STATED PROBLEM: Check each line below for "charged" and report how many have it, nothing else.

[Dataset excerpt]
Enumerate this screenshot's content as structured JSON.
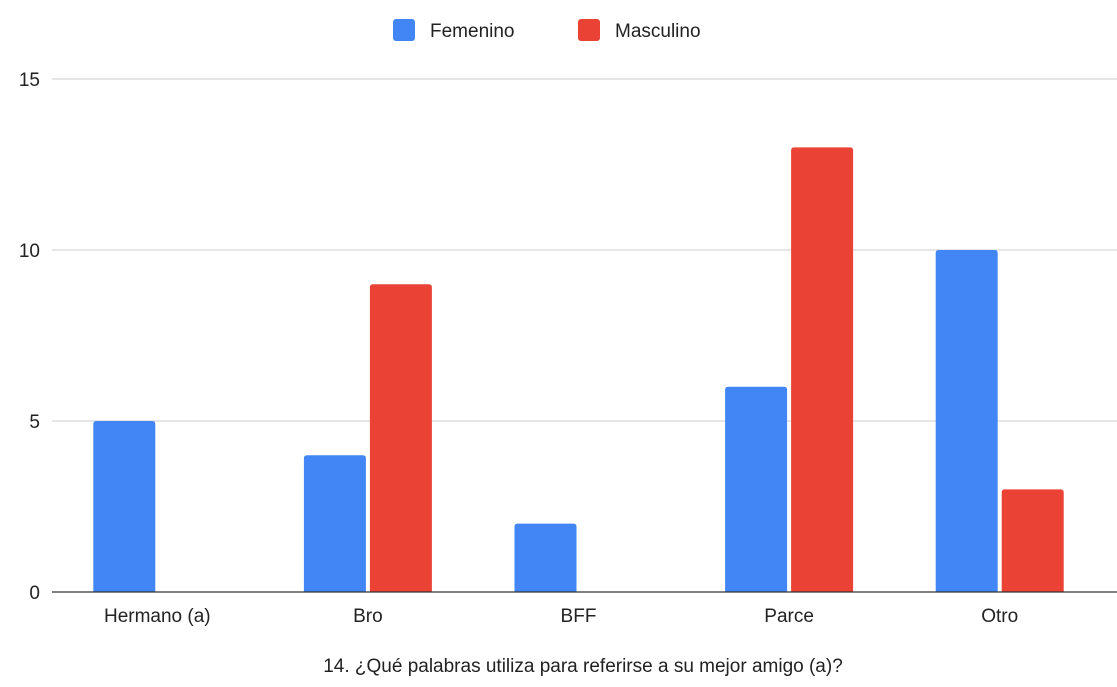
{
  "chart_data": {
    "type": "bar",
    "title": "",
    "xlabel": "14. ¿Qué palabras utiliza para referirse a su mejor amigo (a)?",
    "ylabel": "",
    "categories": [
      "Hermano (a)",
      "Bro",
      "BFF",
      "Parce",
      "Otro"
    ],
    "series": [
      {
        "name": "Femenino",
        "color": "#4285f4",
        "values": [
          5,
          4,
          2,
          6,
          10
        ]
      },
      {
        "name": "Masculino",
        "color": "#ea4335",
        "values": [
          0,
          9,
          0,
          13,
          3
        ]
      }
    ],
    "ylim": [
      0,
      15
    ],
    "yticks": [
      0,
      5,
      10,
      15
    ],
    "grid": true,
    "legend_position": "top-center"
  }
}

...

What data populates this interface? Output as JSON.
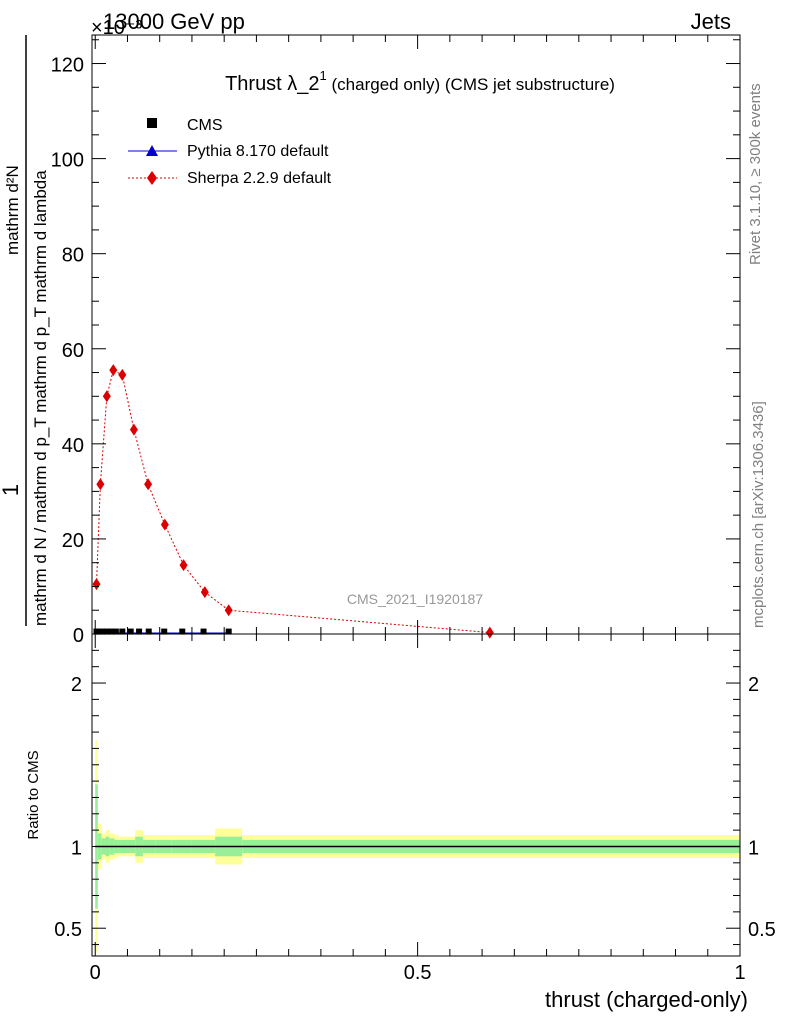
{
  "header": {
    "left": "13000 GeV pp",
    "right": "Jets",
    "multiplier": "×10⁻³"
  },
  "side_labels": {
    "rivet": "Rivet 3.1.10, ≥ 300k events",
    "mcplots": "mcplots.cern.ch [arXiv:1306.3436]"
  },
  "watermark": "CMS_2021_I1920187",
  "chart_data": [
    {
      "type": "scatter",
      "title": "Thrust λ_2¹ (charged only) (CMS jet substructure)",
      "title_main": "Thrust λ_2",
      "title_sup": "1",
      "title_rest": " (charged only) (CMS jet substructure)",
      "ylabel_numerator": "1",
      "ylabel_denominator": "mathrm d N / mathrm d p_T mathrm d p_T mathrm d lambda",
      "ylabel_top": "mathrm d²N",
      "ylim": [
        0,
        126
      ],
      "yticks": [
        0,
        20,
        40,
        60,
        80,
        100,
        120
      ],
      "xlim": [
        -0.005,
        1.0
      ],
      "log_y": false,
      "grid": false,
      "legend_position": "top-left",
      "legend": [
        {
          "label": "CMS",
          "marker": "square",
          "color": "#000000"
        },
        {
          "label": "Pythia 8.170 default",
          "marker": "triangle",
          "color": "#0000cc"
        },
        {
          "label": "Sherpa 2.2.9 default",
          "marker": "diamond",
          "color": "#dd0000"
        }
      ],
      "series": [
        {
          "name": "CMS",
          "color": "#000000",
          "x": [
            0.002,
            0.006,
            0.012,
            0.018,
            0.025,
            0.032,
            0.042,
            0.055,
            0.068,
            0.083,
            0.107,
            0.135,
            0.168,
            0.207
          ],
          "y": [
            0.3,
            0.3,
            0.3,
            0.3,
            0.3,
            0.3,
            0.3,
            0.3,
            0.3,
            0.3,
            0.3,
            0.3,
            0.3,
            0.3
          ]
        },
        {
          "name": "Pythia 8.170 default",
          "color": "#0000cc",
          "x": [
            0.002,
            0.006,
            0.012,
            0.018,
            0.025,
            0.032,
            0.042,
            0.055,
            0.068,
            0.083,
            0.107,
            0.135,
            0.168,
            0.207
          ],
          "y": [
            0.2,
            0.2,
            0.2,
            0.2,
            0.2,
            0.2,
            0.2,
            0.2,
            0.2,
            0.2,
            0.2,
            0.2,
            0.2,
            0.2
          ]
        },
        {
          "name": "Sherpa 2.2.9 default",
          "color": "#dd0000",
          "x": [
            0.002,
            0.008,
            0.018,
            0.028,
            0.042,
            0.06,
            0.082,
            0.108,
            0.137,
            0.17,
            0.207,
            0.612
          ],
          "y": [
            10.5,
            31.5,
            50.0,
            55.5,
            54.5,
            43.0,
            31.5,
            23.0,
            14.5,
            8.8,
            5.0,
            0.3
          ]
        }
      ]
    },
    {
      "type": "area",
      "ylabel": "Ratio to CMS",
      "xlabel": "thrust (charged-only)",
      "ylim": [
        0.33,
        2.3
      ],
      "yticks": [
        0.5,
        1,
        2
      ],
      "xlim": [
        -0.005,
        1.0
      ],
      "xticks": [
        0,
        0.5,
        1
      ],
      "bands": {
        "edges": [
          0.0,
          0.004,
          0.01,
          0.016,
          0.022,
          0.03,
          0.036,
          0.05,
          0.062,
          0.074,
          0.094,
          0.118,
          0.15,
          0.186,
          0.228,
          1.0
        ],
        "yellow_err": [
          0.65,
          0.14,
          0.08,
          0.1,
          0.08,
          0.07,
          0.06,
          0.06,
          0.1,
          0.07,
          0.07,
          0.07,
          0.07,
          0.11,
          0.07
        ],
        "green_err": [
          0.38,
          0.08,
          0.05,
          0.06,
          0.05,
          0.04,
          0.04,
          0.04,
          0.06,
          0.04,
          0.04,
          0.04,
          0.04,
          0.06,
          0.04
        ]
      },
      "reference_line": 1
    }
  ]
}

* * *

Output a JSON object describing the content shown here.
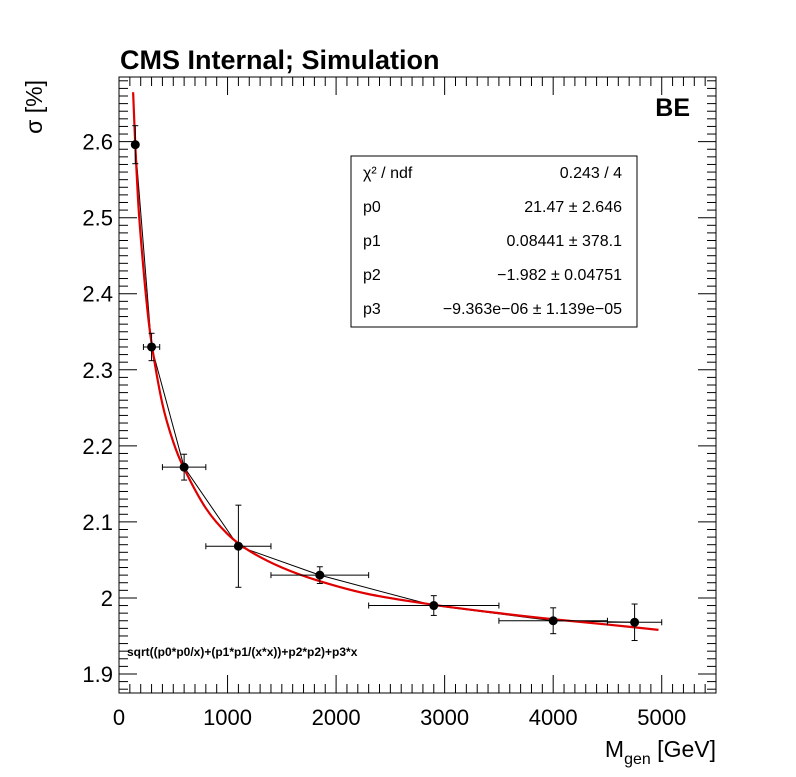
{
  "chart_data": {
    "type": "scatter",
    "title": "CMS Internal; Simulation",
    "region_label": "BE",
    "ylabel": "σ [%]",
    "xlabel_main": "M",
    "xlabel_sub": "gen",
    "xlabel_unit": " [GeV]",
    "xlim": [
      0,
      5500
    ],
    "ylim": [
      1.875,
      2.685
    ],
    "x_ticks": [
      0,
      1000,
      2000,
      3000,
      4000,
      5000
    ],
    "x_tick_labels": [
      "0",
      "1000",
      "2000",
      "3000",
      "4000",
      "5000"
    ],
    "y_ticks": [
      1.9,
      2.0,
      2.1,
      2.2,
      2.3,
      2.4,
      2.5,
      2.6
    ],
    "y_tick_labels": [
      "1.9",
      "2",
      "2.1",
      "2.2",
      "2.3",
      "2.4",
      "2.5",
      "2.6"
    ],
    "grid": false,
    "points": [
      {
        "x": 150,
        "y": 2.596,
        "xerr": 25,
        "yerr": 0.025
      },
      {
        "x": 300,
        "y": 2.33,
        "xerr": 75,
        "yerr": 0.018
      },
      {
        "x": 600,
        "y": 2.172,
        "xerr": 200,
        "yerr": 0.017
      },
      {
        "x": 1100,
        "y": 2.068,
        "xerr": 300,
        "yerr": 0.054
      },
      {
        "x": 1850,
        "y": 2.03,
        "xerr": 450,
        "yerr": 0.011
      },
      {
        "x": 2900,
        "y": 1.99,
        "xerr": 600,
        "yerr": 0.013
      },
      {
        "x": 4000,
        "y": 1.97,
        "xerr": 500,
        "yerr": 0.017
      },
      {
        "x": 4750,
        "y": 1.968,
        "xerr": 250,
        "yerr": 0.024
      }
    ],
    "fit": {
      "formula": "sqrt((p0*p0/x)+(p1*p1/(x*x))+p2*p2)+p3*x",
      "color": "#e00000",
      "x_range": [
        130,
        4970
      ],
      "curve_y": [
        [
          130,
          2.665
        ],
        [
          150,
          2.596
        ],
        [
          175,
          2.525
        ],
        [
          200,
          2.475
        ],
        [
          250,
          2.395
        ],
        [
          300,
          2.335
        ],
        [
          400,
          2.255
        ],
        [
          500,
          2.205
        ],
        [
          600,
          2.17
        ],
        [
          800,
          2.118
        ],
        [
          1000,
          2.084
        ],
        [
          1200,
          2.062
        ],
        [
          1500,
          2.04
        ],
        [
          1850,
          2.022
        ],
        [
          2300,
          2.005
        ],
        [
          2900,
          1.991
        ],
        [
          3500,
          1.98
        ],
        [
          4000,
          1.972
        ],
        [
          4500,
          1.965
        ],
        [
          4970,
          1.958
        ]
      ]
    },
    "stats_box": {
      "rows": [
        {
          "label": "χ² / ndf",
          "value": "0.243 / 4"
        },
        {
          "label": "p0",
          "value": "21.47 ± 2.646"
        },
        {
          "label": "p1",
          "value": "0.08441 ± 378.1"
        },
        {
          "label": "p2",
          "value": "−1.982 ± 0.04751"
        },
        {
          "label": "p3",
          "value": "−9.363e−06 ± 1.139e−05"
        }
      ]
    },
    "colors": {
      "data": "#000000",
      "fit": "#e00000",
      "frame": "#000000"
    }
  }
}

RESULT: 3